→ The task
Using the data below, gather each line that includes the word "image".
++++
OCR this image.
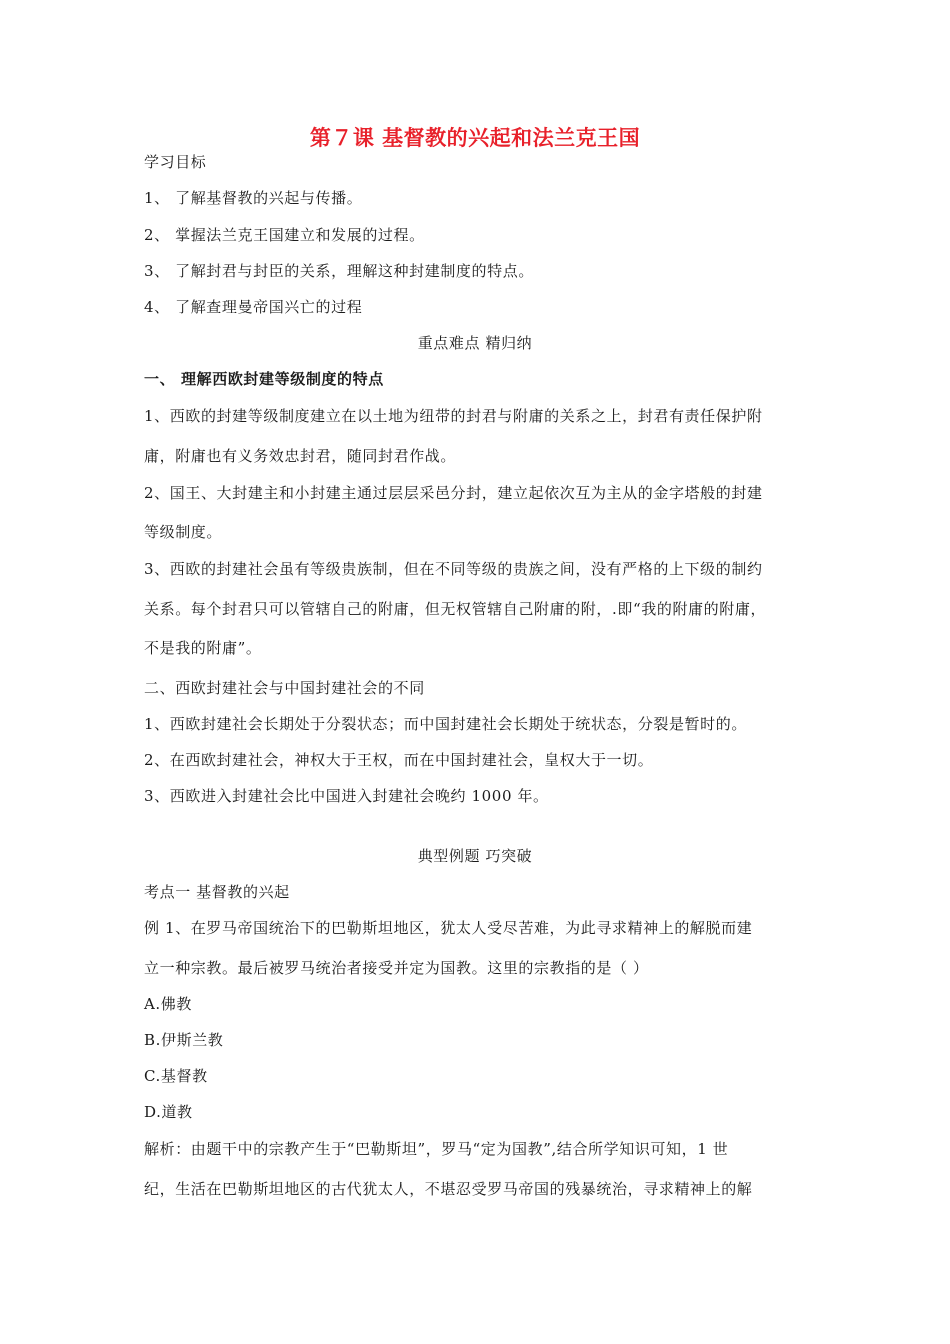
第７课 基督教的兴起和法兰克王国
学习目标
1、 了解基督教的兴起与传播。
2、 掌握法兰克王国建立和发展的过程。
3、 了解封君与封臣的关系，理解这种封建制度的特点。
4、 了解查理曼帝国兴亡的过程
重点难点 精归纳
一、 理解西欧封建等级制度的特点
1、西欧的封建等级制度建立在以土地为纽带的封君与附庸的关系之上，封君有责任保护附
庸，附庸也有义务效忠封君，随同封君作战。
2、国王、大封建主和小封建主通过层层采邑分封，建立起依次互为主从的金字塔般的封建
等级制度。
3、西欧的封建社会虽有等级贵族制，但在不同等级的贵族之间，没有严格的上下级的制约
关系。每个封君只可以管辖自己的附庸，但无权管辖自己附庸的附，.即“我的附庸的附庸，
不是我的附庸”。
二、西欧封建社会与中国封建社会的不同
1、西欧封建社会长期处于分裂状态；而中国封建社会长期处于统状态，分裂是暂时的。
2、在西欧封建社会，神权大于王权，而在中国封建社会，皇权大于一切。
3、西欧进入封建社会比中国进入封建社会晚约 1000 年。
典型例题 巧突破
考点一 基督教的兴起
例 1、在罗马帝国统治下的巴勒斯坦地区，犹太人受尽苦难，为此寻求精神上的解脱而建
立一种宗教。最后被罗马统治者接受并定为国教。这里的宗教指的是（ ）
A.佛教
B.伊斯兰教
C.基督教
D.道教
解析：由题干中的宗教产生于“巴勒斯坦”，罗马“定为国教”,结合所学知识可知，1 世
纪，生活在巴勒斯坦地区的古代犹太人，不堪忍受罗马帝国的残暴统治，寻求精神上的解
++++
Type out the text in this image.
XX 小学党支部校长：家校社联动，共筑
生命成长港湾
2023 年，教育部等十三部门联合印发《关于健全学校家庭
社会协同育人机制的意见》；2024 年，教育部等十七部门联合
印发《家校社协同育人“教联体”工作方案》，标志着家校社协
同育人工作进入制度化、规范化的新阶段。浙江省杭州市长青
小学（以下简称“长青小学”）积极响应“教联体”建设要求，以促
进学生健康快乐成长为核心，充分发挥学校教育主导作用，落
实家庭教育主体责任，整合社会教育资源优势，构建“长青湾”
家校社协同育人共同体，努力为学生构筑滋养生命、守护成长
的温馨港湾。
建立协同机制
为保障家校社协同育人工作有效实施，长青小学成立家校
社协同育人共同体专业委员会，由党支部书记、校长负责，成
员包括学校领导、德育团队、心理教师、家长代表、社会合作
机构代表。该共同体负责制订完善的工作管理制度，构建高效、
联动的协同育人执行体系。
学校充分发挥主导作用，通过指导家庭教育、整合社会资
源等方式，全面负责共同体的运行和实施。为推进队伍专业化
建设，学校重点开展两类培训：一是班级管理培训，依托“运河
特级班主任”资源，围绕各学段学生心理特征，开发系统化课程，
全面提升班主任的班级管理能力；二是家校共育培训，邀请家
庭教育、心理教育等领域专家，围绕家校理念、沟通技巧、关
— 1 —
++++
→ Written solution
OCR this image.
Type out the text in this image.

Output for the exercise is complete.